Repeat each entry as written and leave the images out of the copy.

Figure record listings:
--------------------------------
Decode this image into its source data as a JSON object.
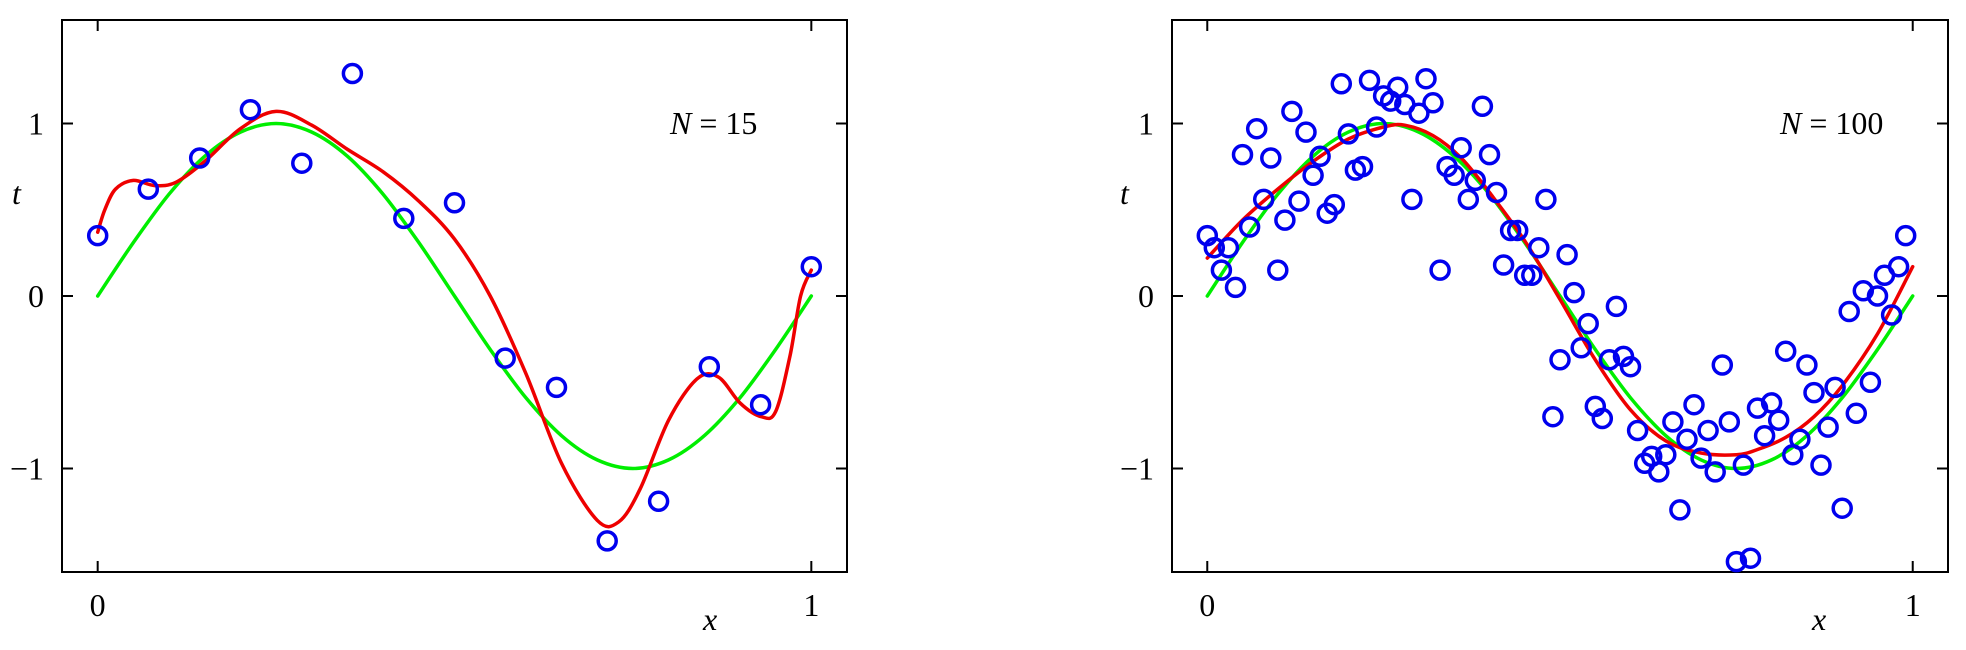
{
  "chart_data": [
    {
      "type": "scatter",
      "annotation": {
        "var": "N",
        "text": " = 15"
      },
      "xlabel": "x",
      "ylabel": "t",
      "xlim": [
        -0.05,
        1.05
      ],
      "ylim": [
        -1.6,
        1.6
      ],
      "xticks": [
        0,
        1
      ],
      "xtick_labels": [
        "0",
        "1"
      ],
      "yticks": [
        -1,
        0,
        1
      ],
      "ytick_labels": [
        "−1",
        "0",
        "1"
      ],
      "grid": false,
      "colors": {
        "points": "#0000ee",
        "true_curve": "#00ee00",
        "fit_curve": "#ee0000"
      },
      "series": [
        {
          "kind": "points",
          "x": [
            0.0,
            0.071,
            0.143,
            0.214,
            0.286,
            0.357,
            0.429,
            0.5,
            0.571,
            0.643,
            0.714,
            0.786,
            0.857,
            0.929,
            1.0
          ],
          "y": [
            0.35,
            0.62,
            0.8,
            1.08,
            0.77,
            1.29,
            0.45,
            0.54,
            -0.36,
            -0.53,
            -1.42,
            -1.19,
            -0.41,
            -0.63,
            0.17
          ]
        },
        {
          "kind": "true-curve",
          "x": [
            0.0,
            0.05,
            0.1,
            0.15,
            0.2,
            0.25,
            0.3,
            0.35,
            0.4,
            0.45,
            0.5,
            0.55,
            0.6,
            0.65,
            0.7,
            0.75,
            0.8,
            0.85,
            0.9,
            0.95,
            1.0
          ],
          "y": [
            0.0,
            0.31,
            0.59,
            0.81,
            0.95,
            1.0,
            0.95,
            0.81,
            0.59,
            0.31,
            0.0,
            -0.31,
            -0.59,
            -0.81,
            -0.95,
            -1.0,
            -0.95,
            -0.81,
            -0.59,
            -0.31,
            0.0
          ]
        },
        {
          "kind": "fit-curve",
          "x": [
            0.0,
            0.01,
            0.025,
            0.05,
            0.08,
            0.11,
            0.15,
            0.2,
            0.25,
            0.3,
            0.35,
            0.4,
            0.45,
            0.5,
            0.55,
            0.6,
            0.65,
            0.7,
            0.73,
            0.76,
            0.8,
            0.84,
            0.87,
            0.9,
            0.93,
            0.95,
            0.97,
            0.985,
            1.0
          ],
          "y": [
            0.37,
            0.5,
            0.62,
            0.67,
            0.64,
            0.66,
            0.78,
            0.97,
            1.07,
            0.99,
            0.85,
            0.72,
            0.55,
            0.33,
            0.0,
            -0.45,
            -0.97,
            -1.3,
            -1.31,
            -1.12,
            -0.72,
            -0.48,
            -0.47,
            -0.62,
            -0.7,
            -0.67,
            -0.35,
            0.0,
            0.15
          ]
        }
      ]
    },
    {
      "type": "scatter",
      "annotation": {
        "var": "N",
        "text": " = 100"
      },
      "xlabel": "x",
      "ylabel": "t",
      "xlim": [
        -0.05,
        1.05
      ],
      "ylim": [
        -1.6,
        1.6
      ],
      "xticks": [
        0,
        1
      ],
      "xtick_labels": [
        "0",
        "1"
      ],
      "yticks": [
        -1,
        0,
        1
      ],
      "ytick_labels": [
        "−1",
        "0",
        "1"
      ],
      "grid": false,
      "colors": {
        "points": "#0000ee",
        "true_curve": "#00ee00",
        "fit_curve": "#ee0000"
      },
      "series": [
        {
          "kind": "points",
          "x": [
            0.0,
            0.01,
            0.02,
            0.03,
            0.04,
            0.05,
            0.06,
            0.07,
            0.08,
            0.09,
            0.1,
            0.11,
            0.12,
            0.13,
            0.14,
            0.15,
            0.16,
            0.17,
            0.18,
            0.19,
            0.2,
            0.21,
            0.22,
            0.23,
            0.24,
            0.25,
            0.26,
            0.27,
            0.28,
            0.29,
            0.3,
            0.31,
            0.32,
            0.33,
            0.34,
            0.35,
            0.36,
            0.37,
            0.38,
            0.39,
            0.4,
            0.41,
            0.42,
            0.43,
            0.44,
            0.45,
            0.46,
            0.47,
            0.48,
            0.49,
            0.5,
            0.51,
            0.52,
            0.53,
            0.54,
            0.55,
            0.56,
            0.57,
            0.58,
            0.59,
            0.6,
            0.61,
            0.62,
            0.63,
            0.64,
            0.65,
            0.66,
            0.67,
            0.68,
            0.69,
            0.7,
            0.71,
            0.72,
            0.73,
            0.74,
            0.75,
            0.76,
            0.77,
            0.78,
            0.79,
            0.8,
            0.81,
            0.82,
            0.83,
            0.84,
            0.85,
            0.86,
            0.87,
            0.88,
            0.89,
            0.9,
            0.91,
            0.92,
            0.93,
            0.94,
            0.95,
            0.96,
            0.97,
            0.98,
            0.99
          ],
          "y": [
            0.35,
            0.28,
            0.15,
            0.28,
            0.05,
            0.82,
            0.4,
            0.97,
            0.56,
            0.8,
            0.15,
            0.44,
            1.07,
            0.55,
            0.95,
            0.7,
            0.81,
            0.48,
            0.53,
            1.23,
            0.94,
            0.73,
            0.75,
            1.25,
            0.98,
            1.16,
            1.13,
            1.21,
            1.11,
            0.56,
            1.06,
            1.26,
            1.12,
            0.15,
            0.75,
            0.7,
            0.86,
            0.56,
            0.67,
            1.1,
            0.82,
            0.6,
            0.18,
            0.38,
            0.38,
            0.12,
            0.12,
            0.28,
            0.56,
            -0.7,
            -0.37,
            0.24,
            0.02,
            -0.3,
            -0.16,
            -0.64,
            -0.71,
            -0.37,
            -0.06,
            -0.35,
            -0.41,
            -0.78,
            -0.97,
            -0.93,
            -1.02,
            -0.92,
            -0.73,
            -1.24,
            -0.83,
            -0.63,
            -0.94,
            -0.78,
            -1.02,
            -0.4,
            -0.73,
            -1.54,
            -0.98,
            -1.52,
            -0.65,
            -0.81,
            -0.62,
            -0.72,
            -0.32,
            -0.92,
            -0.83,
            -0.4,
            -0.56,
            -0.98,
            -0.76,
            -0.53,
            -1.23,
            -0.09,
            -0.68,
            0.03,
            -0.5,
            0.0,
            0.12,
            -0.11,
            0.17,
            0.35
          ]
        },
        {
          "kind": "true-curve",
          "x": [
            0.0,
            0.05,
            0.1,
            0.15,
            0.2,
            0.25,
            0.3,
            0.35,
            0.4,
            0.45,
            0.5,
            0.55,
            0.6,
            0.65,
            0.7,
            0.75,
            0.8,
            0.85,
            0.9,
            0.95,
            1.0
          ],
          "y": [
            0.0,
            0.31,
            0.59,
            0.81,
            0.95,
            1.0,
            0.95,
            0.81,
            0.59,
            0.31,
            0.0,
            -0.31,
            -0.59,
            -0.81,
            -0.95,
            -1.0,
            -0.95,
            -0.81,
            -0.59,
            -0.31,
            0.0
          ]
        },
        {
          "kind": "fit-curve",
          "x": [
            0.0,
            0.05,
            0.1,
            0.15,
            0.2,
            0.25,
            0.28,
            0.32,
            0.36,
            0.4,
            0.45,
            0.5,
            0.55,
            0.6,
            0.65,
            0.7,
            0.75,
            0.78,
            0.82,
            0.86,
            0.9,
            0.95,
            1.0
          ],
          "y": [
            0.22,
            0.44,
            0.62,
            0.78,
            0.91,
            0.98,
            0.99,
            0.93,
            0.8,
            0.6,
            0.32,
            -0.02,
            -0.37,
            -0.66,
            -0.84,
            -0.91,
            -0.92,
            -0.89,
            -0.82,
            -0.7,
            -0.52,
            -0.22,
            0.17
          ]
        }
      ]
    }
  ]
}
--------------------------------
Written answer.
Decode this image into its source data as a JSON object.
{
  "chart_data": [
    {
      "type": "scatter",
      "annotation": {
        "var": "N",
        "text": " = 15"
      },
      "xlabel": "x",
      "ylabel": "t",
      "xlim": [
        -0.05,
        1.05
      ],
      "ylim": [
        -1.6,
        1.6
      ],
      "xticks": [
        0,
        1
      ],
      "xtick_labels": [
        "0",
        "1"
      ],
      "yticks": [
        -1,
        0,
        1
      ],
      "ytick_labels": [
        "−1",
        "0",
        "1"
      ],
      "grid": false,
      "colors": {
        "points": "#0000ee",
        "true_curve": "#00ee00",
        "fit_curve": "#ee0000"
      },
      "series": [
        {
          "kind": "points",
          "x": [
            0.0,
            0.071,
            0.143,
            0.214,
            0.286,
            0.357,
            0.429,
            0.5,
            0.571,
            0.643,
            0.714,
            0.786,
            0.857,
            0.929,
            1.0
          ],
          "y": [
            0.35,
            0.62,
            0.8,
            1.08,
            0.77,
            1.29,
            0.45,
            0.54,
            -0.36,
            -0.53,
            -1.42,
            -1.19,
            -0.41,
            -0.63,
            0.17
          ]
        },
        {
          "kind": "true-curve",
          "x": [
            0.0,
            0.05,
            0.1,
            0.15,
            0.2,
            0.25,
            0.3,
            0.35,
            0.4,
            0.45,
            0.5,
            0.55,
            0.6,
            0.65,
            0.7,
            0.75,
            0.8,
            0.85,
            0.9,
            0.95,
            1.0
          ],
          "y": [
            0.0,
            0.31,
            0.59,
            0.81,
            0.95,
            1.0,
            0.95,
            0.81,
            0.59,
            0.31,
            0.0,
            -0.31,
            -0.59,
            -0.81,
            -0.95,
            -1.0,
            -0.95,
            -0.81,
            -0.59,
            -0.31,
            0.0
          ]
        },
        {
          "kind": "fit-curve",
          "x": [
            0.0,
            0.01,
            0.025,
            0.05,
            0.08,
            0.11,
            0.15,
            0.2,
            0.25,
            0.3,
            0.35,
            0.4,
            0.45,
            0.5,
            0.55,
            0.6,
            0.65,
            0.7,
            0.73,
            0.76,
            0.8,
            0.84,
            0.87,
            0.9,
            0.93,
            0.95,
            0.97,
            0.985,
            1.0
          ],
          "y": [
            0.37,
            0.5,
            0.62,
            0.67,
            0.64,
            0.66,
            0.78,
            0.97,
            1.07,
            0.99,
            0.85,
            0.72,
            0.55,
            0.33,
            0.0,
            -0.45,
            -0.97,
            -1.3,
            -1.31,
            -1.12,
            -0.72,
            -0.48,
            -0.47,
            -0.62,
            -0.7,
            -0.67,
            -0.35,
            0.0,
            0.15
          ]
        }
      ]
    },
    {
      "type": "scatter",
      "annotation": {
        "var": "N",
        "text": " = 100"
      },
      "xlabel": "x",
      "ylabel": "t",
      "xlim": [
        -0.05,
        1.05
      ],
      "ylim": [
        -1.6,
        1.6
      ],
      "xticks": [
        0,
        1
      ],
      "xtick_labels": [
        "0",
        "1"
      ],
      "yticks": [
        -1,
        0,
        1
      ],
      "ytick_labels": [
        "−1",
        "0",
        "1"
      ],
      "grid": false,
      "colors": {
        "points": "#0000ee",
        "true_curve": "#00ee00",
        "fit_curve": "#ee0000"
      },
      "series": [
        {
          "kind": "points",
          "x": [
            0.0,
            0.01,
            0.02,
            0.03,
            0.04,
            0.05,
            0.06,
            0.07,
            0.08,
            0.09,
            0.1,
            0.11,
            0.12,
            0.13,
            0.14,
            0.15,
            0.16,
            0.17,
            0.18,
            0.19,
            0.2,
            0.21,
            0.22,
            0.23,
            0.24,
            0.25,
            0.26,
            0.27,
            0.28,
            0.29,
            0.3,
            0.31,
            0.32,
            0.33,
            0.34,
            0.35,
            0.36,
            0.37,
            0.38,
            0.39,
            0.4,
            0.41,
            0.42,
            0.43,
            0.44,
            0.45,
            0.46,
            0.47,
            0.48,
            0.49,
            0.5,
            0.51,
            0.52,
            0.53,
            0.54,
            0.55,
            0.56,
            0.57,
            0.58,
            0.59,
            0.6,
            0.61,
            0.62,
            0.63,
            0.64,
            0.65,
            0.66,
            0.67,
            0.68,
            0.69,
            0.7,
            0.71,
            0.72,
            0.73,
            0.74,
            0.75,
            0.76,
            0.77,
            0.78,
            0.79,
            0.8,
            0.81,
            0.82,
            0.83,
            0.84,
            0.85,
            0.86,
            0.87,
            0.88,
            0.89,
            0.9,
            0.91,
            0.92,
            0.93,
            0.94,
            0.95,
            0.96,
            0.97,
            0.98,
            0.99
          ],
          "y": [
            0.35,
            0.28,
            0.15,
            0.28,
            0.05,
            0.82,
            0.4,
            0.97,
            0.56,
            0.8,
            0.15,
            0.44,
            1.07,
            0.55,
            0.95,
            0.7,
            0.81,
            0.48,
            0.53,
            1.23,
            0.94,
            0.73,
            0.75,
            1.25,
            0.98,
            1.16,
            1.13,
            1.21,
            1.11,
            0.56,
            1.06,
            1.26,
            1.12,
            0.15,
            0.75,
            0.7,
            0.86,
            0.56,
            0.67,
            1.1,
            0.82,
            0.6,
            0.18,
            0.38,
            0.38,
            0.12,
            0.12,
            0.28,
            0.56,
            -0.7,
            -0.37,
            0.24,
            0.02,
            -0.3,
            -0.16,
            -0.64,
            -0.71,
            -0.37,
            -0.06,
            -0.35,
            -0.41,
            -0.78,
            -0.97,
            -0.93,
            -1.02,
            -0.92,
            -0.73,
            -1.24,
            -0.83,
            -0.63,
            -0.94,
            -0.78,
            -1.02,
            -0.4,
            -0.73,
            -1.54,
            -0.98,
            -1.52,
            -0.65,
            -0.81,
            -0.62,
            -0.72,
            -0.32,
            -0.92,
            -0.83,
            -0.4,
            -0.56,
            -0.98,
            -0.76,
            -0.53,
            -1.23,
            -0.09,
            -0.68,
            0.03,
            -0.5,
            0.0,
            0.12,
            -0.11,
            0.17,
            0.35
          ]
        },
        {
          "kind": "true-curve",
          "x": [
            0.0,
            0.05,
            0.1,
            0.15,
            0.2,
            0.25,
            0.3,
            0.35,
            0.4,
            0.45,
            0.5,
            0.55,
            0.6,
            0.65,
            0.7,
            0.75,
            0.8,
            0.85,
            0.9,
            0.95,
            1.0
          ],
          "y": [
            0.0,
            0.31,
            0.59,
            0.81,
            0.95,
            1.0,
            0.95,
            0.81,
            0.59,
            0.31,
            0.0,
            -0.31,
            -0.59,
            -0.81,
            -0.95,
            -1.0,
            -0.95,
            -0.81,
            -0.59,
            -0.31,
            0.0
          ]
        },
        {
          "kind": "fit-curve",
          "x": [
            0.0,
            0.05,
            0.1,
            0.15,
            0.2,
            0.25,
            0.28,
            0.32,
            0.36,
            0.4,
            0.45,
            0.5,
            0.55,
            0.6,
            0.65,
            0.7,
            0.75,
            0.78,
            0.82,
            0.86,
            0.9,
            0.95,
            1.0
          ],
          "y": [
            0.22,
            0.44,
            0.62,
            0.78,
            0.91,
            0.98,
            0.99,
            0.93,
            0.8,
            0.6,
            0.32,
            -0.02,
            -0.37,
            -0.66,
            -0.84,
            -0.91,
            -0.92,
            -0.89,
            -0.82,
            -0.7,
            -0.52,
            -0.22,
            0.17
          ]
        }
      ]
    }
  ]
}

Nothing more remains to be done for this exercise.